My cat is from Sun Valley and definately has a Sun Valley attitude. He doesn't meow, he merely looks at you as if you as if you might be intelligent enough to know what it wanted. As for the aquariums, he looks at them but it seems as if he is picturing my Naso Tang in a nice hazelnut crust, with a light Beurre Blanc....but never sushi.......


----------



## kimmie (Mar 13, 2001)

Got a cat sitter for a week, 3 long-haired cats, $100/week. She came twice a day, even turned on the radio. Grooming was included and she even vacuumed!!

That was 1990...


----------



## isa (Apr 4, 2000)

My cat likes television, shows with birds or fish. She can watch TV for 45 minutes, if she likes the show. 

I used to tape bird shows for her but stopped cause she was getting addicted, would sit in front of the TV and miaw until I put in her tape.


----------



## alexia (Mar 3, 2002)

Off topic: Any suggestions for tempting my aged cat to eat? The last day or so she has been off her feed - literally. I have given her cyproheptadine which is supposed to stimulate her appetite, no success. She has eaten some baby food that I have hand fed her. I tried a a bit of specially cooked pork and even a bit of sausage (she tends to like spicy foods). Half and half, no luck.

She's 19 and always a picky eater. I give her subcutaneous fluids to compensate for her failing kidneys and have increased the amount somewhat to be sure that she at least does not dehydrate. 

Any sure fire treats out there?


----------



## lotuscakestudio (Jun 28, 2001)

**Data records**

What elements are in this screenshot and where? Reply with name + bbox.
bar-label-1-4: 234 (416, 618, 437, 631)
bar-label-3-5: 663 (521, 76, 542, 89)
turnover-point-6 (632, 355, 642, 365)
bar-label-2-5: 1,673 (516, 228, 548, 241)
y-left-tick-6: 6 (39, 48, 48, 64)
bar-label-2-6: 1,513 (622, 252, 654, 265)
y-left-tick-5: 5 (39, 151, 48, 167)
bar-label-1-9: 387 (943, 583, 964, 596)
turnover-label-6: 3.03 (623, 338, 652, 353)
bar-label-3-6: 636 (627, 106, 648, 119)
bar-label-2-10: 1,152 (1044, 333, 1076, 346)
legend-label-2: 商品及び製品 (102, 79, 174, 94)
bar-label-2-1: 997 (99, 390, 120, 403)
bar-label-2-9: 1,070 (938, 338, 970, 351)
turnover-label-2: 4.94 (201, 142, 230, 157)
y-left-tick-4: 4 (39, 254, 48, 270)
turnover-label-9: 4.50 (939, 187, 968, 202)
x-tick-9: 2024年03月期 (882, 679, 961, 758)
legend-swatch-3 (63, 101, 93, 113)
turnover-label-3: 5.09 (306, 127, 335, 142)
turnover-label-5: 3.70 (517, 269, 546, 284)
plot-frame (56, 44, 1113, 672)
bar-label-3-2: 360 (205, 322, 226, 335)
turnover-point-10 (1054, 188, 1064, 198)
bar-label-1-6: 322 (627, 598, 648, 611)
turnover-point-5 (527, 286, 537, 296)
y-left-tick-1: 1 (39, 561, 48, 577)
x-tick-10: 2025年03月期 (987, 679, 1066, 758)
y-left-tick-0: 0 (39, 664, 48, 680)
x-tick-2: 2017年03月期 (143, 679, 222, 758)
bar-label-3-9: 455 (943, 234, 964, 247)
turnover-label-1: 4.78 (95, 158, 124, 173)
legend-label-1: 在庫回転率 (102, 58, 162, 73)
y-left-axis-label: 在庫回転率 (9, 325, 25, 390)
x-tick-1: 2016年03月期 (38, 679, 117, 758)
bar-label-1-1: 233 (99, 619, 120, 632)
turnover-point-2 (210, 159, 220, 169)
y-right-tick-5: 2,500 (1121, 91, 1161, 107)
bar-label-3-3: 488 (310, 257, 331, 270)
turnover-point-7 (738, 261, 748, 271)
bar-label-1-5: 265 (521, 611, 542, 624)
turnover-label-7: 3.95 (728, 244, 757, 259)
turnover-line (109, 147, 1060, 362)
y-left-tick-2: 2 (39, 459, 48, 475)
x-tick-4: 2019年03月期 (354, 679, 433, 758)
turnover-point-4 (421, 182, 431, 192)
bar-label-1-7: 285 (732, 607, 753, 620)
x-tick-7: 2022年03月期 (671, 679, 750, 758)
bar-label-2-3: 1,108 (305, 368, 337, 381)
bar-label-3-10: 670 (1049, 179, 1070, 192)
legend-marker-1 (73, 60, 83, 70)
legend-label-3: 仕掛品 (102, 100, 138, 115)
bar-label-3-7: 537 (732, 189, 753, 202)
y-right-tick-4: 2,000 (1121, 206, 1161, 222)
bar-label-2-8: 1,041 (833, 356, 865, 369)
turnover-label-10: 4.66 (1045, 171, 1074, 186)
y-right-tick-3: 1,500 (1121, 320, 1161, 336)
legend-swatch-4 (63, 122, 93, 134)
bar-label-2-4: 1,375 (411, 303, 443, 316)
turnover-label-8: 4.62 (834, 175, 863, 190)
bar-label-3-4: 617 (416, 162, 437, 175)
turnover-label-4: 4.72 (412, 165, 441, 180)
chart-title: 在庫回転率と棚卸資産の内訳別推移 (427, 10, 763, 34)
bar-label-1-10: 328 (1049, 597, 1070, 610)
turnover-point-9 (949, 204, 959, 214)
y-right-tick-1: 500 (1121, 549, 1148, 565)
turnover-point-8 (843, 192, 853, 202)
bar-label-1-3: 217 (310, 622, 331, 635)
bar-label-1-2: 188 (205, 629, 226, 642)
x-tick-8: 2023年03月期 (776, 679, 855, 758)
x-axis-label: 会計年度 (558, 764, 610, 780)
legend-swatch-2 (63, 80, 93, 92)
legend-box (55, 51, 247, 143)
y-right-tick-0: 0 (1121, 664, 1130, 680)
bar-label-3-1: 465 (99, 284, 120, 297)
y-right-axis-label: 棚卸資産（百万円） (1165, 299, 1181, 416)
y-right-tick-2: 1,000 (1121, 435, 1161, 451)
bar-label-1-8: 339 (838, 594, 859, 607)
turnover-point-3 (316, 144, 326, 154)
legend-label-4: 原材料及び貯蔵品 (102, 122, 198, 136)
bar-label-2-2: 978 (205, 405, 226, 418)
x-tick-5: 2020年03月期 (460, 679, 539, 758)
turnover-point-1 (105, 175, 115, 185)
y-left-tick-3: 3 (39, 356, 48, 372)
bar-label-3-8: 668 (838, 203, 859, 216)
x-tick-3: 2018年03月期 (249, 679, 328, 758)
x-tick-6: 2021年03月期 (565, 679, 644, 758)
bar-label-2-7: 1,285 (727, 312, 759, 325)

**Exercise A**
List the usernames that appear in the post headers of the cat forum thread.
**Exercise B**
In the cat forum thread, how much did the cat sitter charge per week?
**Exercise C**
Carry on the cat forum thread from where it stops, writing the post that follows the last header.

**Written response A**
kimmie, isa, alexia, lotuscakestudio

**Written response B**
$100 per week.

**Written response C**
Well we got back on Monday night earlier than expected and they hadn't been fed yet. I told the sitter we feed them around noon, but I am not one of those neurotic owners who feeds them on a strict schedule. I knew she got off of work at 3 pm so I told her that time was fine. I was in the shower and when I came out, my husband said she came by to feed the cats, but saw we were already home and just dropped off the keys. She had to work late and went home to take a nap and overslept. So no big deal. They would have eaten a few hours later. But then of course I only paid for 2 days, $20 total, and she was happy with it. I knew I should have introduced her to the cats beforehand. She said Bhagwan the scaredy cat was actually ok, but from the time she opened the door, Sadhu was growling at her. (Yes, he thinks he's a dog and will even play fetch). It took him a while to get used to her being around, but was still hissing and growling. She said she managed to get Bhagwan to sit on her lap. I am truley impressed! She followed my instructions about not letting them into the bedrooms as Bhagwan likes to break into my closet and put his fur on EVERYTHING. I have clothes strewn everywhere in the guest room- part laundry and part sorting of what is getting stored in the winter clothes storage chest and what is going to Goodwill, etc. So that needed to be a cat free zone too. Kitty dishes were washed, litterbox scooped, cats fed. I was happy.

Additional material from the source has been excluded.